→ **EXERCISE TASK**
Filter the records for lines holding the string "external".

• • • • • • •

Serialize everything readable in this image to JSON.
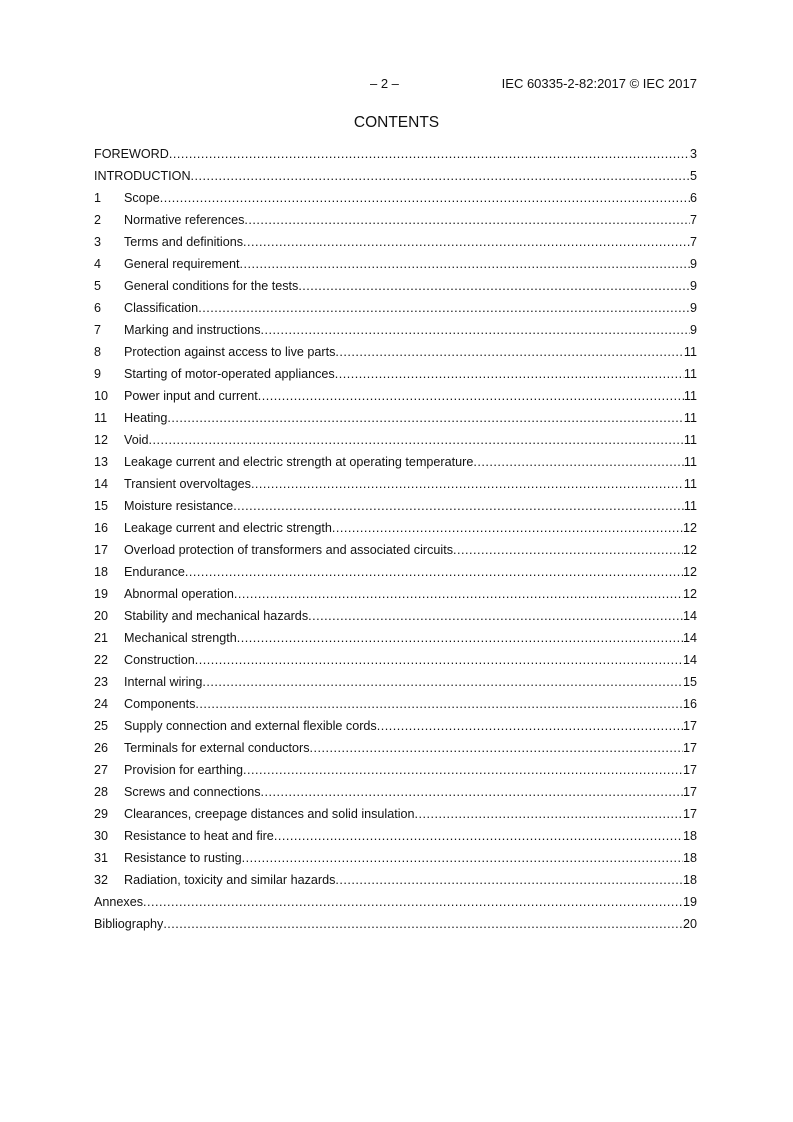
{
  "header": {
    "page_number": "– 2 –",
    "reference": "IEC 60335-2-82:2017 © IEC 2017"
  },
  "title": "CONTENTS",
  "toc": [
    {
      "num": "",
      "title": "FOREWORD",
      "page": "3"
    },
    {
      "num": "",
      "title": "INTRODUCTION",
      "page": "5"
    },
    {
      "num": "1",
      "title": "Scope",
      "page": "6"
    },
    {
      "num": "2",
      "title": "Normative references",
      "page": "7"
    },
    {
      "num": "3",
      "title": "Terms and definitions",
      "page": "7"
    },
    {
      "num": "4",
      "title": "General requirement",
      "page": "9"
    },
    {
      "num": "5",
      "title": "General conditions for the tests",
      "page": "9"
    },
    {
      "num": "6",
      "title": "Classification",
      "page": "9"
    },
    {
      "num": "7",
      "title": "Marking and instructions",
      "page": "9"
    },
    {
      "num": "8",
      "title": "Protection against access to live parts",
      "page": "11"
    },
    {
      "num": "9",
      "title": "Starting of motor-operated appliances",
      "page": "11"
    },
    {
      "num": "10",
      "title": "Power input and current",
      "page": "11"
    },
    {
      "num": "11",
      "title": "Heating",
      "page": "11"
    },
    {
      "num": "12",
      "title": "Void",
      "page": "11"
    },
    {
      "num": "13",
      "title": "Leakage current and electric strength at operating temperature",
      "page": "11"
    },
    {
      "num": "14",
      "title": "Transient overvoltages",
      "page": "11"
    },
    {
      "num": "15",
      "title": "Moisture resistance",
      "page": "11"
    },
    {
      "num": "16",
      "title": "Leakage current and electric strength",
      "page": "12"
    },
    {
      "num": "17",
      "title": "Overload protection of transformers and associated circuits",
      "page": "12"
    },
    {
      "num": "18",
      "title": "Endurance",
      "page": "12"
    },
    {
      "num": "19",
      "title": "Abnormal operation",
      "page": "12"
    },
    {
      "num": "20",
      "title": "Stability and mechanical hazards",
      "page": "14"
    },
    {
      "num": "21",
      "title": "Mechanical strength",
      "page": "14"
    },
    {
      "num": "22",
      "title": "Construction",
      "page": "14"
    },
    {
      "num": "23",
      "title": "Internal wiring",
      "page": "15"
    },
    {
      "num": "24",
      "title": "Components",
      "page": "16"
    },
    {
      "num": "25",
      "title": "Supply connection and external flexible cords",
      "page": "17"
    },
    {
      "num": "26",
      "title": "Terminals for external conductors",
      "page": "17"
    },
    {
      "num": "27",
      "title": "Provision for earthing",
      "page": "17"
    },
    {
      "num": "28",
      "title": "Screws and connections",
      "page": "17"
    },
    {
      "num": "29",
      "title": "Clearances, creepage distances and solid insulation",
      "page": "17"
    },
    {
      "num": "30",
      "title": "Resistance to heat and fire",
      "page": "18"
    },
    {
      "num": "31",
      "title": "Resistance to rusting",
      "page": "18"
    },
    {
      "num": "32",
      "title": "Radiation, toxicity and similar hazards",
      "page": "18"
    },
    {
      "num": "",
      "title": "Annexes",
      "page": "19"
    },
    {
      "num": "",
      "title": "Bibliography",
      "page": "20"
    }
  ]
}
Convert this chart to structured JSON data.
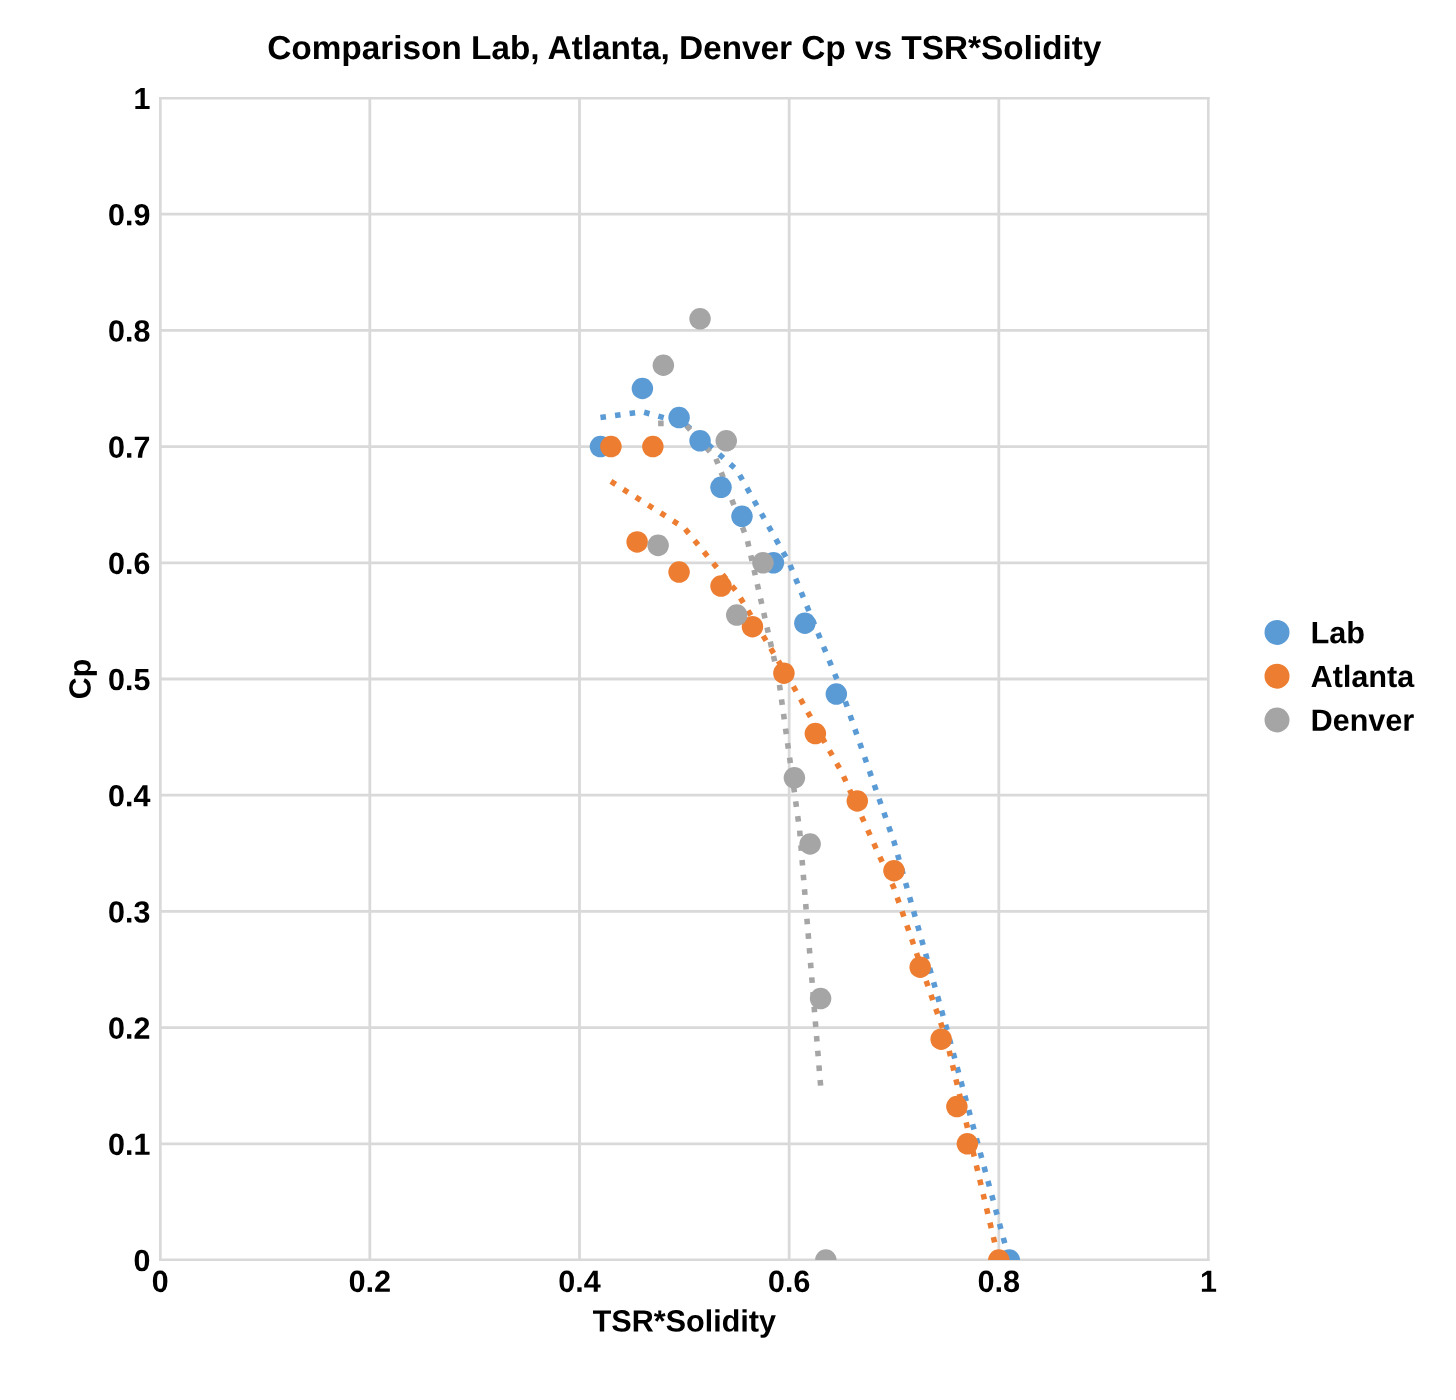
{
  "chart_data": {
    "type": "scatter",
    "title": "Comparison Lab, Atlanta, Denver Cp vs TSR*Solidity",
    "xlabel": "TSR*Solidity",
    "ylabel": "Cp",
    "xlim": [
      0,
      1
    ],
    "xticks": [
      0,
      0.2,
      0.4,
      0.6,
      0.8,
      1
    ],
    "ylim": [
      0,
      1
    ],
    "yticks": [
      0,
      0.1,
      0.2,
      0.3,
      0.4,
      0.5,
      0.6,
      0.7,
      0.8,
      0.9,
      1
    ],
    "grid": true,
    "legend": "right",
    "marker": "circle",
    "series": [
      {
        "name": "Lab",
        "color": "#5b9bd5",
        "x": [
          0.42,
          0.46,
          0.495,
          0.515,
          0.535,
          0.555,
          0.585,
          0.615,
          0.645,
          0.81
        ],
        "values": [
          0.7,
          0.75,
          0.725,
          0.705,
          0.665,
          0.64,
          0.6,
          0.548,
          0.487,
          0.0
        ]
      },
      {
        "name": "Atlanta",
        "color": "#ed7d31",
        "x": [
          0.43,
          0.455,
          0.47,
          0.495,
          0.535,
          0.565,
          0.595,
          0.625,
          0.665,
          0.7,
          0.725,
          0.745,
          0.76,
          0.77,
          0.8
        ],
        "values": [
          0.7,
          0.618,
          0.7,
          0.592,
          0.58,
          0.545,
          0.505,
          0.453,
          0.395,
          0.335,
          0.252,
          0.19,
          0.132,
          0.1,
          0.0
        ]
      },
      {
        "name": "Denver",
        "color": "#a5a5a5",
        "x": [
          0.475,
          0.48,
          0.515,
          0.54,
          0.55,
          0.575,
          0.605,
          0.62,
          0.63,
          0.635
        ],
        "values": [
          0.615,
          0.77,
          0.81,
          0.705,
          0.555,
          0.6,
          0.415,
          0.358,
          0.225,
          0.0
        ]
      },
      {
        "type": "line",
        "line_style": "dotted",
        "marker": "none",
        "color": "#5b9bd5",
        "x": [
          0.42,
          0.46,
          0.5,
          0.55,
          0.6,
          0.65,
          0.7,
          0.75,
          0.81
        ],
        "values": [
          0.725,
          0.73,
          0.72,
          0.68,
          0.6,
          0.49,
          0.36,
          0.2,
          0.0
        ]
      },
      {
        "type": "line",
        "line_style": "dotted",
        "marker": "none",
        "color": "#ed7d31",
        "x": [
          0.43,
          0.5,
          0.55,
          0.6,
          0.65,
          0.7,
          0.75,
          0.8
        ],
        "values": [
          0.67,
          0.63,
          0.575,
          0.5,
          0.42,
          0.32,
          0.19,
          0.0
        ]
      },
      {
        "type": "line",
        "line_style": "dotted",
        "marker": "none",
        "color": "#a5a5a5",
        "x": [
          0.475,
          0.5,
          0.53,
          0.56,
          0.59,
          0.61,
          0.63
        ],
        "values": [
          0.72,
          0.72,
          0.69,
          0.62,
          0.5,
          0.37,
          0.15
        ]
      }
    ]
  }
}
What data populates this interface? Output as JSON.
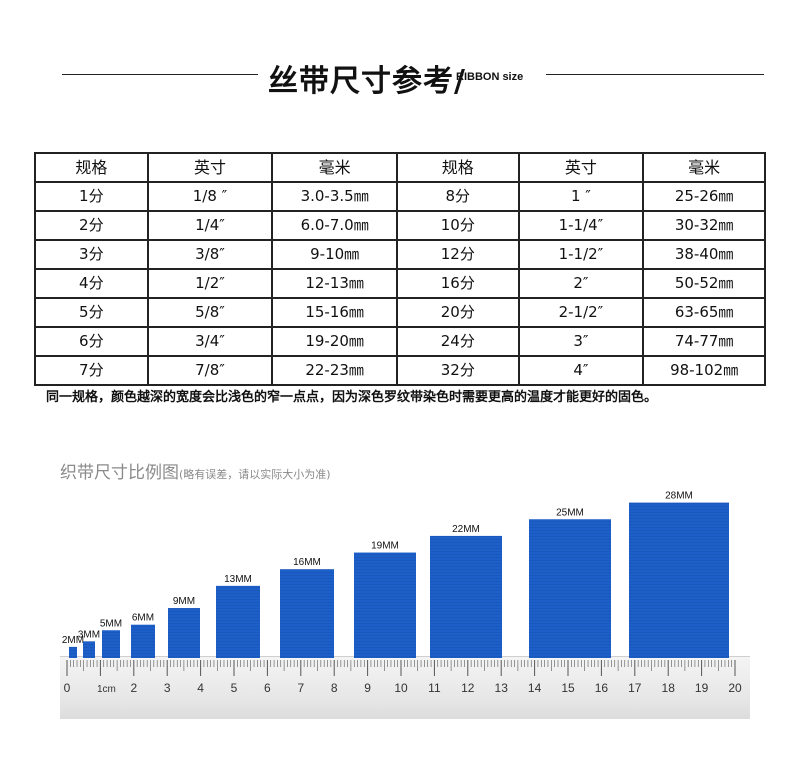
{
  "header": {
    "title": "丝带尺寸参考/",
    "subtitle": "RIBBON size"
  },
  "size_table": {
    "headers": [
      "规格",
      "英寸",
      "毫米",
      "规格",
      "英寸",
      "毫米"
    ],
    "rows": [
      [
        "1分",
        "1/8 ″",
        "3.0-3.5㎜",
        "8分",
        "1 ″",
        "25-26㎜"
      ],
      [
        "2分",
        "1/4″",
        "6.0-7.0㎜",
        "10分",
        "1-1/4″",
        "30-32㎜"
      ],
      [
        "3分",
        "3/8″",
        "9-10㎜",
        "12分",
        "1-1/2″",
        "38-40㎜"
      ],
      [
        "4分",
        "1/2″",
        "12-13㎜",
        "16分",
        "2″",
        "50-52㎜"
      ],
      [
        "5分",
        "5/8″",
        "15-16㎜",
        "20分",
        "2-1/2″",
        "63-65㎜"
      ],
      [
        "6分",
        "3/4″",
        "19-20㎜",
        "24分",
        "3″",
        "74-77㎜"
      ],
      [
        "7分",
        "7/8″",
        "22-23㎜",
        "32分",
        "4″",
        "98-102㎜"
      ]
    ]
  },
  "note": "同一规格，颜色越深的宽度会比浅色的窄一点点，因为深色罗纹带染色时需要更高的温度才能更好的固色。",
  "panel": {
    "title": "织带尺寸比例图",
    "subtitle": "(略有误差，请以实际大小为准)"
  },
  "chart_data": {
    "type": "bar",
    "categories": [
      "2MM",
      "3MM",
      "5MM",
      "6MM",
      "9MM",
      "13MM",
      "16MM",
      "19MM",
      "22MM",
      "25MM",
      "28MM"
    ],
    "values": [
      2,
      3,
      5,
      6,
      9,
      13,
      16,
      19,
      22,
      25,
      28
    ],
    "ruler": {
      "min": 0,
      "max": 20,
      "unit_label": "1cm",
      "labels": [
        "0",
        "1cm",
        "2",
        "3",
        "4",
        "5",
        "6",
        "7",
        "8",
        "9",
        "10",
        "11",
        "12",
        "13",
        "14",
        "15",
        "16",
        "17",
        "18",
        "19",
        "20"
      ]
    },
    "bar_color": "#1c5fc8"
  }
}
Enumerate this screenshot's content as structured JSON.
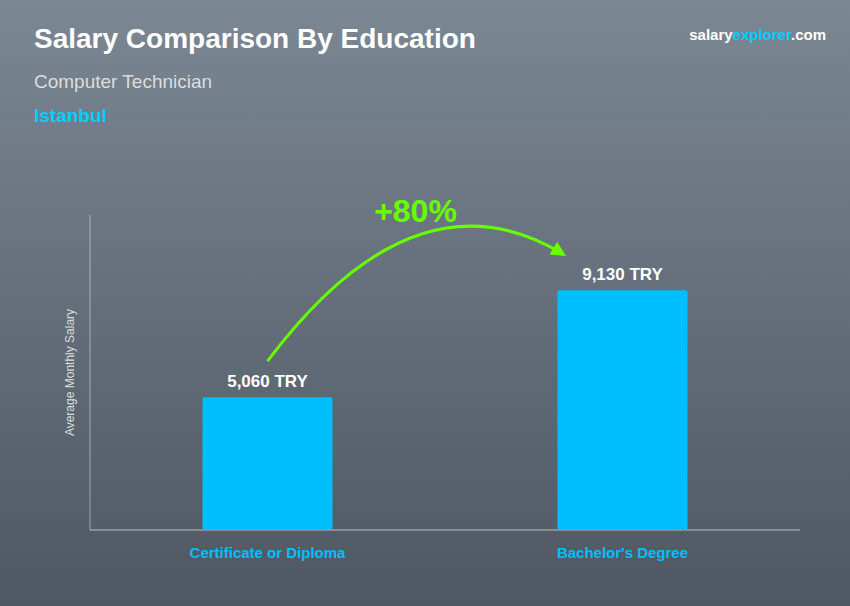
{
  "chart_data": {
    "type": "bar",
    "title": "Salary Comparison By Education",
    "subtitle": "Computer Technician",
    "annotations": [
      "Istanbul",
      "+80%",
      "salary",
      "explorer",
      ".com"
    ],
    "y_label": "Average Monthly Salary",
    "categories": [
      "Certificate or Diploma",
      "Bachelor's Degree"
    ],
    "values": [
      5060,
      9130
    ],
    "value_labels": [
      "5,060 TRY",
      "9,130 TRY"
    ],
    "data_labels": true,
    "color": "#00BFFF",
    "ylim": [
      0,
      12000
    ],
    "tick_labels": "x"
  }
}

• • • • • • •

→ **WRITTEN ANSWER**
      "title": "Supply connection and external flexible cords",
      "title": "Terminals for external conductors",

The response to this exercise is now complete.